_Problem requirements_
Give the number of lines in the data that hold the string "selected". Nothing else is needed.

Data entries:
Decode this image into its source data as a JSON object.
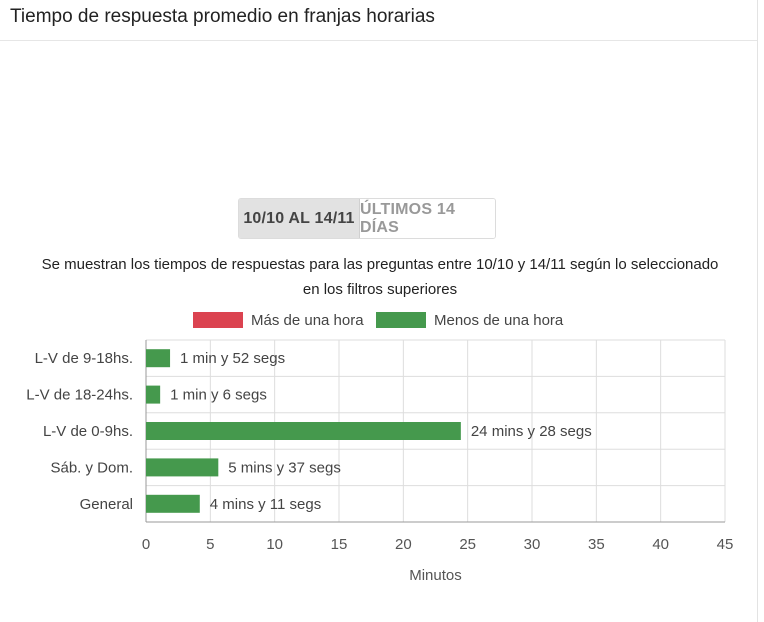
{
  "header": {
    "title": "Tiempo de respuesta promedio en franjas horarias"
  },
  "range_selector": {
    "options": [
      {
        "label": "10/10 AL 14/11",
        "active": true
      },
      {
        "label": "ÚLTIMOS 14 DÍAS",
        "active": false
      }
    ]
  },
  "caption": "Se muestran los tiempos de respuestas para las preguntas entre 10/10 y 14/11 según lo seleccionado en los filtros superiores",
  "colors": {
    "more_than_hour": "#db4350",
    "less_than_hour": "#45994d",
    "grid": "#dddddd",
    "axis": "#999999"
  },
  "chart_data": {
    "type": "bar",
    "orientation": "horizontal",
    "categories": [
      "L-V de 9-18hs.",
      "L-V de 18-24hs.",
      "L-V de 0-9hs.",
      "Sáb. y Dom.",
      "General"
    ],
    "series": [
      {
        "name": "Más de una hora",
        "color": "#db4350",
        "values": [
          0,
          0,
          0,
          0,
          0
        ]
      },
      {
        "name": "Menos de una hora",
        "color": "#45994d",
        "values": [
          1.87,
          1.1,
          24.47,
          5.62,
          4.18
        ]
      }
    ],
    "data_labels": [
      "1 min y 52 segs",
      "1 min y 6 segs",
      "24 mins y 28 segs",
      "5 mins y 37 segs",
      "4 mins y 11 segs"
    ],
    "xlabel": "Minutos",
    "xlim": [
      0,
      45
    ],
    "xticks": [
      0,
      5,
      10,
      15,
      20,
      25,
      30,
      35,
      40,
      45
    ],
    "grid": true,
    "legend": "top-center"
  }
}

---

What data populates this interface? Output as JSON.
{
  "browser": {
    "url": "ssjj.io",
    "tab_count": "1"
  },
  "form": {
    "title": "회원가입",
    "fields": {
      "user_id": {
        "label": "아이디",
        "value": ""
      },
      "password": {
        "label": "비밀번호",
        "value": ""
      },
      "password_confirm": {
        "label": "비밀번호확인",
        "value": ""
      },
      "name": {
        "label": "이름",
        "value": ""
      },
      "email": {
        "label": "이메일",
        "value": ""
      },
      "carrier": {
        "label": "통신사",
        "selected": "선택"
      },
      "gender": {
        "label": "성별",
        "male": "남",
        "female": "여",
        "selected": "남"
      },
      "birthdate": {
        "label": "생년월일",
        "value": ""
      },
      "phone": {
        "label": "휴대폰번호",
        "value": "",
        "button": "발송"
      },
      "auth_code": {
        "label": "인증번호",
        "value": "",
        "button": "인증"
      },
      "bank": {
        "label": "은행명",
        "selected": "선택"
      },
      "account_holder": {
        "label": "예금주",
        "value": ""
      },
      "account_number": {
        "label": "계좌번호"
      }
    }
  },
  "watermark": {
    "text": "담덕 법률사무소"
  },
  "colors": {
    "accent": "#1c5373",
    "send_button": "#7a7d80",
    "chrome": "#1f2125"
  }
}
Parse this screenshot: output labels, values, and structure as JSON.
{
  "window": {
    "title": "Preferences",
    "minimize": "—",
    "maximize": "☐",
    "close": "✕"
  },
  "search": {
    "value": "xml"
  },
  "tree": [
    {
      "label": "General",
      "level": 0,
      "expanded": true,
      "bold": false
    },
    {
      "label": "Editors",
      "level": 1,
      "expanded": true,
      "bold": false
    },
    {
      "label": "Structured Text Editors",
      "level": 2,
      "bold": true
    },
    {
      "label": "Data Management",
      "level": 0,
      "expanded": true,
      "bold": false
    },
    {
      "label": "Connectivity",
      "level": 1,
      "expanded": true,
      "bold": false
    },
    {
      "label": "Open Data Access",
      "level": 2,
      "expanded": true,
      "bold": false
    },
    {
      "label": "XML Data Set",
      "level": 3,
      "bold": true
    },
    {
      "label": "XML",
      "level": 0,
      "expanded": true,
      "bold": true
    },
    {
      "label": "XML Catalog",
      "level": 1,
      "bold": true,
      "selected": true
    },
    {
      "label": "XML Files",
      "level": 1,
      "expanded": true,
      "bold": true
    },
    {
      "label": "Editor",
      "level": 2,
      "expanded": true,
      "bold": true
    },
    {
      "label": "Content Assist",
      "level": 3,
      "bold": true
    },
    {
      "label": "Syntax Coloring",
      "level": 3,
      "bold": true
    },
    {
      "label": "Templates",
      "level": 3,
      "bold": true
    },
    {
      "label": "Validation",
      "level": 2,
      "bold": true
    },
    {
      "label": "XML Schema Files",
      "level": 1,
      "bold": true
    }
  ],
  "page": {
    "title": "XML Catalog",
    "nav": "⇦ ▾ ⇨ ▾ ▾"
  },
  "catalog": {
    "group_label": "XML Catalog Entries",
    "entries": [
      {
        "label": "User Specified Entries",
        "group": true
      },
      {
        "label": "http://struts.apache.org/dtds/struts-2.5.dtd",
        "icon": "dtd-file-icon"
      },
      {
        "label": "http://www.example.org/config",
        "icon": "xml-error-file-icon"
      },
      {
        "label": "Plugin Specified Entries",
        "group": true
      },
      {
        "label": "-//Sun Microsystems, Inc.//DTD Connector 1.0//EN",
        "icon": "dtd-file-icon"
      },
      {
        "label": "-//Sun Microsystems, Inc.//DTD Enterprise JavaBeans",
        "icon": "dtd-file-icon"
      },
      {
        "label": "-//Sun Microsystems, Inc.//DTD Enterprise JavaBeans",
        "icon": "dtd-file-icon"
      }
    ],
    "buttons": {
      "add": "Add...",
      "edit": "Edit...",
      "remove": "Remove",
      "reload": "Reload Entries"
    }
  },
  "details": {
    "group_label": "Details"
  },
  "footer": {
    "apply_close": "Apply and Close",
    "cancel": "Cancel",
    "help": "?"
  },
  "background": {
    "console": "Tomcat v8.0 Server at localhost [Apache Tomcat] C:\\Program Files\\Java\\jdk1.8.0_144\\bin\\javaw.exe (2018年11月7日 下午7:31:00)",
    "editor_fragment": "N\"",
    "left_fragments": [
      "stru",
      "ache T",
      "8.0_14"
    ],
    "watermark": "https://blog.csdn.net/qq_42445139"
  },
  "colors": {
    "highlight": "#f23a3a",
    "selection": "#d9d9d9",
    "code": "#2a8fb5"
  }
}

_Answer for this exercise_
4